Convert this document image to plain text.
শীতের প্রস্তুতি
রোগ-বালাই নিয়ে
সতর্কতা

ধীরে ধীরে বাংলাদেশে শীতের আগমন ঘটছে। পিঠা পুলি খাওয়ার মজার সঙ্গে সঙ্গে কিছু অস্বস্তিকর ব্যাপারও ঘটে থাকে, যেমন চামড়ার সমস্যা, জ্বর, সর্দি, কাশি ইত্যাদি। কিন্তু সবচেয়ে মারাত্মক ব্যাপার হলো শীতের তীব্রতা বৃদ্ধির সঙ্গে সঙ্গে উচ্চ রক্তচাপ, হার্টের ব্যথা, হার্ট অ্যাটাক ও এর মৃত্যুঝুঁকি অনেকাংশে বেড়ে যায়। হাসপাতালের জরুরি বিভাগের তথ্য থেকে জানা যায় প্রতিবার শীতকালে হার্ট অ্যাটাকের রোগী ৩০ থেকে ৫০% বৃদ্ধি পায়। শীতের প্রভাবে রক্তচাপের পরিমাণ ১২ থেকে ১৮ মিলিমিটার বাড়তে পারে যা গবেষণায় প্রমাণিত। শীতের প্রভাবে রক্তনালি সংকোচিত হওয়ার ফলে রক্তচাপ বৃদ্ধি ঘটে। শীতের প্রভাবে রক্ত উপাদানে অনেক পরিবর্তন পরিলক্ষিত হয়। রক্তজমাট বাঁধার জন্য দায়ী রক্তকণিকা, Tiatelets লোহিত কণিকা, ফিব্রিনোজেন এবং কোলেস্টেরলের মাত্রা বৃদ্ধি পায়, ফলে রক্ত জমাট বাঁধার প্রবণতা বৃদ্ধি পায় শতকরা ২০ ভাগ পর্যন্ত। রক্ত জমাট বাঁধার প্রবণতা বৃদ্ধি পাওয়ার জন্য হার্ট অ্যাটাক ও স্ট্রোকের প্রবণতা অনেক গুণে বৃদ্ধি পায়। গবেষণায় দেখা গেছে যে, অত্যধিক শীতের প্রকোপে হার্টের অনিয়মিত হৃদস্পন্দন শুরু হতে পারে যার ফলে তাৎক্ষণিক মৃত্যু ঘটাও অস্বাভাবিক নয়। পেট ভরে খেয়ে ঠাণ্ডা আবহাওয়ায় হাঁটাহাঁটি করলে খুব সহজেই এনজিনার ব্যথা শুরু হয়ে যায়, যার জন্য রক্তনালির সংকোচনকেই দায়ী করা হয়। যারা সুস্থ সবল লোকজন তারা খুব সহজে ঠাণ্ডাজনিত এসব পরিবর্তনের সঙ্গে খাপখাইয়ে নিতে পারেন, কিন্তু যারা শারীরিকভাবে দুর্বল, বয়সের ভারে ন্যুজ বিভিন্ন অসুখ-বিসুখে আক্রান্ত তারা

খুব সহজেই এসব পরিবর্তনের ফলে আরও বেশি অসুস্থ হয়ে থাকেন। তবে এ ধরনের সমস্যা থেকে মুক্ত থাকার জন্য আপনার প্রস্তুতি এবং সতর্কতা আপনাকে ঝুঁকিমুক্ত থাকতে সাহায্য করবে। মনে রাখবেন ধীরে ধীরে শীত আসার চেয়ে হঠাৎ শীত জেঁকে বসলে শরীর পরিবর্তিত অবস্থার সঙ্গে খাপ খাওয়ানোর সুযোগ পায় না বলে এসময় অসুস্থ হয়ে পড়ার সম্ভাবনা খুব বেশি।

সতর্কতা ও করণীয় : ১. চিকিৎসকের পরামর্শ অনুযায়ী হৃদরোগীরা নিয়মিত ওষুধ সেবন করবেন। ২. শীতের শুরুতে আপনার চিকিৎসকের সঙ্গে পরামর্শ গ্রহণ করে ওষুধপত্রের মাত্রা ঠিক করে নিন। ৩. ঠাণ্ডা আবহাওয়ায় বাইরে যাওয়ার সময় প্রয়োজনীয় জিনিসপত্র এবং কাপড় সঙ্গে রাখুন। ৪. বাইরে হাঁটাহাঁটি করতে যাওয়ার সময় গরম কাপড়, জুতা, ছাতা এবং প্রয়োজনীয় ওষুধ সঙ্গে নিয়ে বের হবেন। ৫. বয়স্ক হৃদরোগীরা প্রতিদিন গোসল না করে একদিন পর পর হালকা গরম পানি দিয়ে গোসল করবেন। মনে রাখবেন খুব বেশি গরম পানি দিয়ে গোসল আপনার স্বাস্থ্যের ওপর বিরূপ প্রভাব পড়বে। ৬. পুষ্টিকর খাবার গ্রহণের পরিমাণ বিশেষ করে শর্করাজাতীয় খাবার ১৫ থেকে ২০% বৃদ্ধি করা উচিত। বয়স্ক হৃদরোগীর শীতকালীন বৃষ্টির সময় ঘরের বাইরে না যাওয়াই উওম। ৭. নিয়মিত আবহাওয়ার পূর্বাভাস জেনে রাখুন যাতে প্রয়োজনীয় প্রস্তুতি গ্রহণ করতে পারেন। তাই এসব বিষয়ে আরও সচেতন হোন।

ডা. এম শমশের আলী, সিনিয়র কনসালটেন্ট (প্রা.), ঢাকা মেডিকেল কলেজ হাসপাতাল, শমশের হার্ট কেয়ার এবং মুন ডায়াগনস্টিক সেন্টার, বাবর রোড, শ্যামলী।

- What you should do:
Reproduce the whole listing word for word.

- Answer to this problem:
Convert this document image to plain text.
শীতের প্রস্তুতি
রোগ-বালাই নিয়ে
সতর্কতা

ধীরে ধীরে বাংলাদেশে শীতের আগমন ঘটছে। পিঠা পুলি খাওয়ার মজার সঙ্গে সঙ্গে কিছু অস্বস্তিকর ব্যাপারও ঘটে থাকে, যেমন চামড়ার সমস্যা, জ্বর, সর্দি, কাশি ইত্যাদি। কিন্তু সবচেয়ে মারাত্মক ব্যাপার হলো শীতের তীব্রতা বৃদ্ধির সঙ্গে সঙ্গে উচ্চ রক্তচাপ, হার্টের ব্যথা, হার্ট অ্যাটাক ও এর মৃত্যুঝুঁকি অনেকাংশে বেড়ে যায়। হাসপাতালের জরুরি বিভাগের তথ্য থেকে জানা যায় প্রতিবার শীতকালে হার্ট অ্যাটাকের রোগী ৩০ থেকে ৫০% বৃদ্ধি পায়। শীতের প্রভাবে রক্তচাপের পরিমাণ ১২ থেকে ১৮ মিলিমিটার বাড়তে পারে যা গবেষণায় প্রমাণিত। শীতের প্রভাবে রক্তনালি সংকোচিত হওয়ার ফলে রক্তচাপ বৃদ্ধি ঘটে। শীতের প্রভাবে রক্ত উপাদানে অনেক পরিবর্তন পরিলক্ষিত হয়। রক্তজমাট বাঁধার জন্য দায়ী রক্তকণিকা, Tiatelets লোহিত কণিকা, ফিব্রিনোজেন এবং কোলেস্টেরলের মাত্রা বৃদ্ধি পায়, ফলে রক্ত জমাট বাঁধার প্রবণতা বৃদ্ধি পায় শতকরা ২০ ভাগ পর্যন্ত। রক্ত জমাট বাঁধার প্রবণতা বৃদ্ধি পাওয়ার জন্য হার্ট অ্যাটাক ও স্ট্রোকের প্রবণতা অনেক গুণে বৃদ্ধি পায়। গবেষণায় দেখা গেছে যে, অত্যধিক শীতের প্রকোপে হার্টের অনিয়মিত হৃদস্পন্দন শুরু হতে পারে যার ফলে তাৎক্ষণিক মৃত্যু ঘটাও অস্বাভাবিক নয়। পেট ভরে খেয়ে ঠাণ্ডা আবহাওয়ায় হাঁটাহাঁটি করলে খুব সহজেই এনজিনার ব্যথা শুরু হয়ে যায়, যার জন্য রক্তনালির সংকোচনকেই দায়ী করা হয়। যারা সুস্থ সবল লোকজন তারা খুব সহজে ঠাণ্ডাজনিত এসব পরিবর্তনের সঙ্গে খাপখাইয়ে নিতে পারেন, কিন্তু যারা শারীরিকভাবে দুর্বল, বয়সের ভারে ন্যুজ বিভিন্ন অসুখ-বিসুখে আক্রান্ত তারা

খুব সহজেই এসব পরিবর্তনের ফলে আরও বেশি অসুস্থ হয়ে থাকেন। তবে এ ধরনের সমস্যা থেকে মুক্ত থাকার জন্য আপনার প্রস্তুতি এবং সতর্কতা আপনাকে ঝুঁকিমুক্ত থাকতে সাহায্য করবে। মনে রাখবেন ধীরে ধীরে শীত আসার চেয়ে হঠাৎ শীত জেঁকে বসলে শরীর পরিবর্তিত অবস্থার সঙ্গে খাপ খাওয়ানোর সুযোগ পায় না বলে এসময় অসুস্থ হয়ে পড়ার সম্ভাবনা খুব বেশি।

সতর্কতা ও করণীয় : ১. চিকিৎসকের পরামর্শ অনুযায়ী হৃদরোগীরা নিয়মিত ওষুধ সেবন করবেন। ২. শীতের শুরুতে আপনার চিকিৎসকের সঙ্গে পরামর্শ গ্রহণ করে ওষুধপত্রের মাত্রা ঠিক করে নিন। ৩. ঠাণ্ডা আবহাওয়ায় বাইরে যাওয়ার সময় প্রয়োজনীয় জিনিসপত্র এবং কাপড় সঙ্গে রাখুন। ৪. বাইরে হাঁটাহাঁটি করতে যাওয়ার সময় গরম কাপড়, জুতা, ছাতা এবং প্রয়োজনীয় ওষুধ সঙ্গে নিয়ে বের হবেন। ৫. বয়স্ক হৃদরোগীরা প্রতিদিন গোসল না করে একদিন পর পর হালকা গরম পানি দিয়ে গোসল করবেন। মনে রাখবেন খুব বেশি গরম পানি দিয়ে গোসল আপনার স্বাস্থ্যের ওপর বিরূপ প্রভাব পড়বে। ৬. পুষ্টিকর খাবার গ্রহণের পরিমাণ বিশেষ করে শর্করাজাতীয় খাবার ১৫ থেকে ২০% বৃদ্ধি করা উচিত। বয়স্ক হৃদরোগীর শীতকালীন বৃষ্টির সময় ঘরের বাইরে না যাওয়াই উওম। ৭. নিয়মিত আবহাওয়ার পূর্বাভাস জেনে রাখুন যাতে প্রয়োজনীয় প্রস্তুতি গ্রহণ করতে পারেন। তাই এসব বিষয়ে আরও সচেতন হোন।

ডা. এম শমশের আলী, সিনিয়র কনসালটেন্ট (প্রা.), ঢাকা মেডিকেল কলেজ হাসপাতাল, শমশের হার্ট কেয়ার এবং মুন ডায়াগনস্টিক সেন্টার, বাবর রোড, শ্যামলী।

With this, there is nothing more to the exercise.